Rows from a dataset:
____________________
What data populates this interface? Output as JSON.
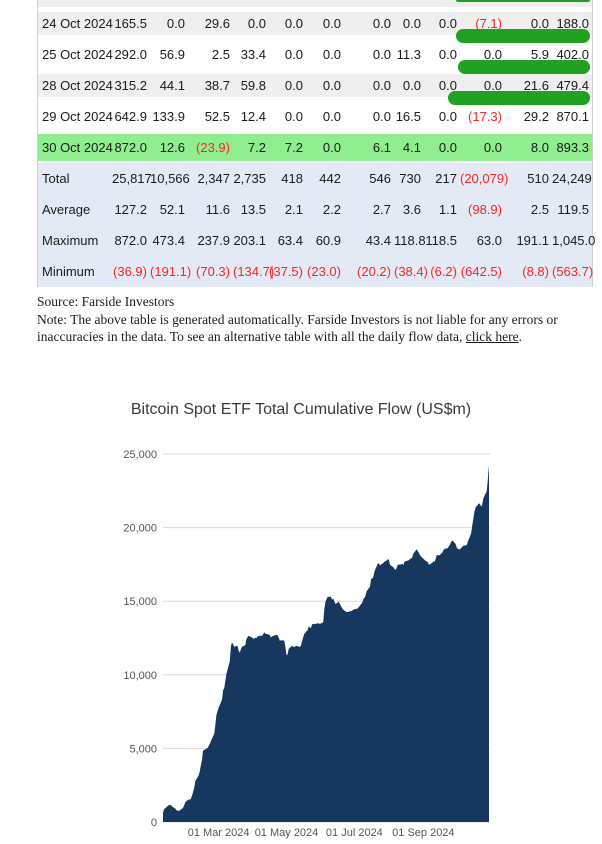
{
  "colors": {
    "stripe_bg": "#efefef",
    "highlight_green": "#90ee90",
    "summary_bg": "#e3eaf6",
    "bar_green": "#21a121",
    "negative_red": "#f92525",
    "area_navy": "#17375e",
    "grid_gray": "#d9d9d9"
  },
  "table": {
    "rows": [
      {
        "date": "24 Oct 2024",
        "shade": "gray",
        "bar": true,
        "values": [
          "165.5",
          "0.0",
          "29.6",
          "0.0",
          "0.0",
          "0.0",
          "0.0",
          "0.0",
          "0.0",
          "(7.1)",
          "0.0",
          "188.0"
        ]
      },
      {
        "date": "25 Oct 2024",
        "shade": "white",
        "bar": true,
        "values": [
          "292.0",
          "56.9",
          "2.5",
          "33.4",
          "0.0",
          "0.0",
          "0.0",
          "11.3",
          "0.0",
          "0.0",
          "5.9",
          "402.0"
        ]
      },
      {
        "date": "28 Oct 2024",
        "shade": "gray",
        "bar": true,
        "values": [
          "315.2",
          "44.1",
          "38.7",
          "59.8",
          "0.0",
          "0.0",
          "0.0",
          "0.0",
          "0.0",
          "0.0",
          "21.6",
          "479.4"
        ]
      },
      {
        "date": "29 Oct 2024",
        "shade": "white",
        "bar": false,
        "values": [
          "642.9",
          "133.9",
          "52.5",
          "12.4",
          "0.0",
          "0.0",
          "0.0",
          "16.5",
          "0.0",
          "(17.3)",
          "29.2",
          "870.1"
        ]
      },
      {
        "date": "30 Oct 2024",
        "shade": "green",
        "bar": false,
        "values": [
          "872.0",
          "12.6",
          "(23.9)",
          "7.2",
          "7.2",
          "0.0",
          "6.1",
          "4.1",
          "0.0",
          "0.0",
          "8.0",
          "893.3"
        ]
      }
    ],
    "summary": [
      {
        "label": "Total",
        "values": [
          "25,817",
          "10,566",
          "2,347",
          "2,735",
          "418",
          "442",
          "546",
          "730",
          "217",
          "(20,079)",
          "510",
          "24,249"
        ]
      },
      {
        "label": "Average",
        "values": [
          "127.2",
          "52.1",
          "11.6",
          "13.5",
          "2.1",
          "2.2",
          "2.7",
          "3.6",
          "1.1",
          "(98.9)",
          "2.5",
          "119.5"
        ]
      },
      {
        "label": "Maximum",
        "values": [
          "872.0",
          "473.4",
          "237.9",
          "203.1",
          "63.4",
          "60.9",
          "43.4",
          "118.8",
          "118.5",
          "63.0",
          "191.1",
          "1,045.0"
        ]
      },
      {
        "label": "Minimum",
        "values": [
          "(36.9)",
          "(191.1)",
          "(70.3)",
          "(134.7)",
          "(37.5)",
          "(23.0)",
          "(20.2)",
          "(38.4)",
          "(6.2)",
          "(642.5)",
          "(8.8)",
          "(563.7)"
        ]
      }
    ]
  },
  "notes": {
    "source": "Source: Farside Investors",
    "note_before_link": "Note: The above table is generated automatically. Farside Investors is not liable for any errors or inaccuracies in the data. To see an alternative table with all the daily flow data, ",
    "link_text": "click here",
    "note_after_link": "."
  },
  "chart_data": {
    "type": "area",
    "title": "Bitcoin Spot ETF Total Cumulative Flow (US$m)",
    "xlabel": "",
    "ylabel": "",
    "ylim": [
      0,
      25000
    ],
    "x_range": [
      "2024-01-11",
      "2024-10-30"
    ],
    "grid": true,
    "legend": "none",
    "yticks": [
      {
        "value": 0,
        "label": "0"
      },
      {
        "value": 5000,
        "label": "5,000"
      },
      {
        "value": 10000,
        "label": "10,000"
      },
      {
        "value": 15000,
        "label": "15,000"
      },
      {
        "value": 20000,
        "label": "20,000"
      },
      {
        "value": 25000,
        "label": "25,000"
      }
    ],
    "xticks": [
      {
        "date": "2024-03-01",
        "label": "01 Mar 2024"
      },
      {
        "date": "2024-05-01",
        "label": "01 May 2024"
      },
      {
        "date": "2024-07-01",
        "label": "01 Jul 2024"
      },
      {
        "date": "2024-09-01",
        "label": "01 Sep 2024"
      }
    ],
    "series_name": "cumulative_flow_usd_m",
    "points": [
      [
        "2024-01-11",
        630
      ],
      [
        "2024-01-12",
        860
      ],
      [
        "2024-01-16",
        1150
      ],
      [
        "2024-01-17",
        1140
      ],
      [
        "2024-01-18",
        1170
      ],
      [
        "2024-01-19",
        1060
      ],
      [
        "2024-01-22",
        920
      ],
      [
        "2024-01-23",
        800
      ],
      [
        "2024-01-24",
        780
      ],
      [
        "2024-01-25",
        745
      ],
      [
        "2024-01-26",
        790
      ],
      [
        "2024-01-29",
        950
      ],
      [
        "2024-01-30",
        1120
      ],
      [
        "2024-01-31",
        1350
      ],
      [
        "2024-02-01",
        1410
      ],
      [
        "2024-02-02",
        1490
      ],
      [
        "2024-02-05",
        1560
      ],
      [
        "2024-02-06",
        1770
      ],
      [
        "2024-02-07",
        2010
      ],
      [
        "2024-02-08",
        2310
      ],
      [
        "2024-02-09",
        2770
      ],
      [
        "2024-02-12",
        3180
      ],
      [
        "2024-02-13",
        3420
      ],
      [
        "2024-02-14",
        3830
      ],
      [
        "2024-02-15",
        4190
      ],
      [
        "2024-02-16",
        4850
      ],
      [
        "2024-02-20",
        5030
      ],
      [
        "2024-02-21",
        5140
      ],
      [
        "2024-02-22",
        5290
      ],
      [
        "2024-02-23",
        5480
      ],
      [
        "2024-02-26",
        6000
      ],
      [
        "2024-02-27",
        6580
      ],
      [
        "2024-02-28",
        7260
      ],
      [
        "2024-02-29",
        7530
      ],
      [
        "2024-03-01",
        7760
      ],
      [
        "2024-03-04",
        8310
      ],
      [
        "2024-03-05",
        8960
      ],
      [
        "2024-03-06",
        9080
      ],
      [
        "2024-03-07",
        9560
      ],
      [
        "2024-03-08",
        10060
      ],
      [
        "2024-03-11",
        10920
      ],
      [
        "2024-03-12",
        11940
      ],
      [
        "2024-03-13",
        12180
      ],
      [
        "2024-03-14",
        12080
      ],
      [
        "2024-03-15",
        11900
      ],
      [
        "2024-03-18",
        11970
      ],
      [
        "2024-03-19",
        11640
      ],
      [
        "2024-03-20",
        11510
      ],
      [
        "2024-03-21",
        11750
      ],
      [
        "2024-03-22",
        11900
      ],
      [
        "2024-03-25",
        12010
      ],
      [
        "2024-03-26",
        12430
      ],
      [
        "2024-03-27",
        12560
      ],
      [
        "2024-03-28",
        12650
      ],
      [
        "2024-04-01",
        12480
      ],
      [
        "2024-04-02",
        12440
      ],
      [
        "2024-04-03",
        12530
      ],
      [
        "2024-04-04",
        12500
      ],
      [
        "2024-04-05",
        12610
      ],
      [
        "2024-04-08",
        12670
      ],
      [
        "2024-04-09",
        12630
      ],
      [
        "2024-04-10",
        12760
      ],
      [
        "2024-04-11",
        12890
      ],
      [
        "2024-04-12",
        12800
      ],
      [
        "2024-04-15",
        12740
      ],
      [
        "2024-04-16",
        12700
      ],
      [
        "2024-04-17",
        12550
      ],
      [
        "2024-04-18",
        12590
      ],
      [
        "2024-04-19",
        12650
      ],
      [
        "2024-04-22",
        12710
      ],
      [
        "2024-04-23",
        12680
      ],
      [
        "2024-04-24",
        12520
      ],
      [
        "2024-04-25",
        12310
      ],
      [
        "2024-04-26",
        12350
      ],
      [
        "2024-04-29",
        12330
      ],
      [
        "2024-04-30",
        11900
      ],
      [
        "2024-05-01",
        11340
      ],
      [
        "2024-05-02",
        11380
      ],
      [
        "2024-05-03",
        11760
      ],
      [
        "2024-05-06",
        11980
      ],
      [
        "2024-05-07",
        11900
      ],
      [
        "2024-05-08",
        11910
      ],
      [
        "2024-05-09",
        11930
      ],
      [
        "2024-05-10",
        11960
      ],
      [
        "2024-05-13",
        11890
      ],
      [
        "2024-05-14",
        11990
      ],
      [
        "2024-05-15",
        12290
      ],
      [
        "2024-05-16",
        12550
      ],
      [
        "2024-05-17",
        12790
      ],
      [
        "2024-05-20",
        13030
      ],
      [
        "2024-05-21",
        13320
      ],
      [
        "2024-05-22",
        13200
      ],
      [
        "2024-05-23",
        13180
      ],
      [
        "2024-05-24",
        13430
      ],
      [
        "2024-05-28",
        13470
      ],
      [
        "2024-05-29",
        13510
      ],
      [
        "2024-05-30",
        13480
      ],
      [
        "2024-05-31",
        13460
      ],
      [
        "2024-06-03",
        13560
      ],
      [
        "2024-06-04",
        14440
      ],
      [
        "2024-06-05",
        14940
      ],
      [
        "2024-06-06",
        15160
      ],
      [
        "2024-06-07",
        15290
      ],
      [
        "2024-06-10",
        15300
      ],
      [
        "2024-06-11",
        15100
      ],
      [
        "2024-06-12",
        15200
      ],
      [
        "2024-06-13",
        15000
      ],
      [
        "2024-06-14",
        14810
      ],
      [
        "2024-06-17",
        14960
      ],
      [
        "2024-06-18",
        14810
      ],
      [
        "2024-06-19",
        14670
      ],
      [
        "2024-06-20",
        14530
      ],
      [
        "2024-06-21",
        14430
      ],
      [
        "2024-06-24",
        14260
      ],
      [
        "2024-06-25",
        14290
      ],
      [
        "2024-06-26",
        14270
      ],
      [
        "2024-06-27",
        14330
      ],
      [
        "2024-06-28",
        14320
      ],
      [
        "2024-07-01",
        14450
      ],
      [
        "2024-07-02",
        14480
      ],
      [
        "2024-07-03",
        14460
      ],
      [
        "2024-07-05",
        14600
      ],
      [
        "2024-07-08",
        14900
      ],
      [
        "2024-07-09",
        15120
      ],
      [
        "2024-07-10",
        15240
      ],
      [
        "2024-07-11",
        15360
      ],
      [
        "2024-07-12",
        15670
      ],
      [
        "2024-07-15",
        15970
      ],
      [
        "2024-07-16",
        16500
      ],
      [
        "2024-07-17",
        16550
      ],
      [
        "2024-07-18",
        16630
      ],
      [
        "2024-07-19",
        17010
      ],
      [
        "2024-07-22",
        17550
      ],
      [
        "2024-07-23",
        17580
      ],
      [
        "2024-07-24",
        17430
      ],
      [
        "2024-07-25",
        17490
      ],
      [
        "2024-07-26",
        17540
      ],
      [
        "2024-07-29",
        17730
      ],
      [
        "2024-07-30",
        17760
      ],
      [
        "2024-07-31",
        17860
      ],
      [
        "2024-08-01",
        17810
      ],
      [
        "2024-08-02",
        17470
      ],
      [
        "2024-08-05",
        17300
      ],
      [
        "2024-08-06",
        17200
      ],
      [
        "2024-08-07",
        17110
      ],
      [
        "2024-08-08",
        17290
      ],
      [
        "2024-08-09",
        17470
      ],
      [
        "2024-08-12",
        17500
      ],
      [
        "2024-08-13",
        17540
      ],
      [
        "2024-08-14",
        17450
      ],
      [
        "2024-08-15",
        17680
      ],
      [
        "2024-08-16",
        17720
      ],
      [
        "2024-08-19",
        17780
      ],
      [
        "2024-08-20",
        17870
      ],
      [
        "2024-08-21",
        17910
      ],
      [
        "2024-08-22",
        17970
      ],
      [
        "2024-08-23",
        18230
      ],
      [
        "2024-08-26",
        18530
      ],
      [
        "2024-08-27",
        18400
      ],
      [
        "2024-08-28",
        18290
      ],
      [
        "2024-08-29",
        18120
      ],
      [
        "2024-08-30",
        18030
      ],
      [
        "2024-09-03",
        17740
      ],
      [
        "2024-09-04",
        17700
      ],
      [
        "2024-09-05",
        17640
      ],
      [
        "2024-09-06",
        17470
      ],
      [
        "2024-09-09",
        17600
      ],
      [
        "2024-09-10",
        17720
      ],
      [
        "2024-09-11",
        17680
      ],
      [
        "2024-09-12",
        17860
      ],
      [
        "2024-09-13",
        18120
      ],
      [
        "2024-09-16",
        18130
      ],
      [
        "2024-09-17",
        18260
      ],
      [
        "2024-09-18",
        18300
      ],
      [
        "2024-09-19",
        18460
      ],
      [
        "2024-09-20",
        18550
      ],
      [
        "2024-09-23",
        18610
      ],
      [
        "2024-09-24",
        18740
      ],
      [
        "2024-09-25",
        18850
      ],
      [
        "2024-09-26",
        19030
      ],
      [
        "2024-09-27",
        19130
      ],
      [
        "2024-09-30",
        18890
      ],
      [
        "2024-10-01",
        18650
      ],
      [
        "2024-10-02",
        18560
      ],
      [
        "2024-10-03",
        18510
      ],
      [
        "2024-10-04",
        18540
      ],
      [
        "2024-10-07",
        18780
      ],
      [
        "2024-10-08",
        18770
      ],
      [
        "2024-10-09",
        18810
      ],
      [
        "2024-10-10",
        18810
      ],
      [
        "2024-10-11",
        19060
      ],
      [
        "2024-10-14",
        19610
      ],
      [
        "2024-10-15",
        20170
      ],
      [
        "2024-10-16",
        20630
      ],
      [
        "2024-10-17",
        21100
      ],
      [
        "2024-10-18",
        21370
      ],
      [
        "2024-10-21",
        21660
      ],
      [
        "2024-10-22",
        21580
      ],
      [
        "2024-10-23",
        21416
      ],
      [
        "2024-10-24",
        21604
      ],
      [
        "2024-10-25",
        22006
      ],
      [
        "2024-10-28",
        22486
      ],
      [
        "2024-10-29",
        23356
      ],
      [
        "2024-10-30",
        24249
      ]
    ]
  }
}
____________________
Aim of the exercise –
Extract every line containing the string "Farside" from the material.

Exercise response –
    "source": "Source: Farside Investors",
    "note_before_link": "Note: The above table is generated automatically. Farside Investors is not liable for any errors or inaccuracies in the data. To see an alternative table with all the daily flow data, ",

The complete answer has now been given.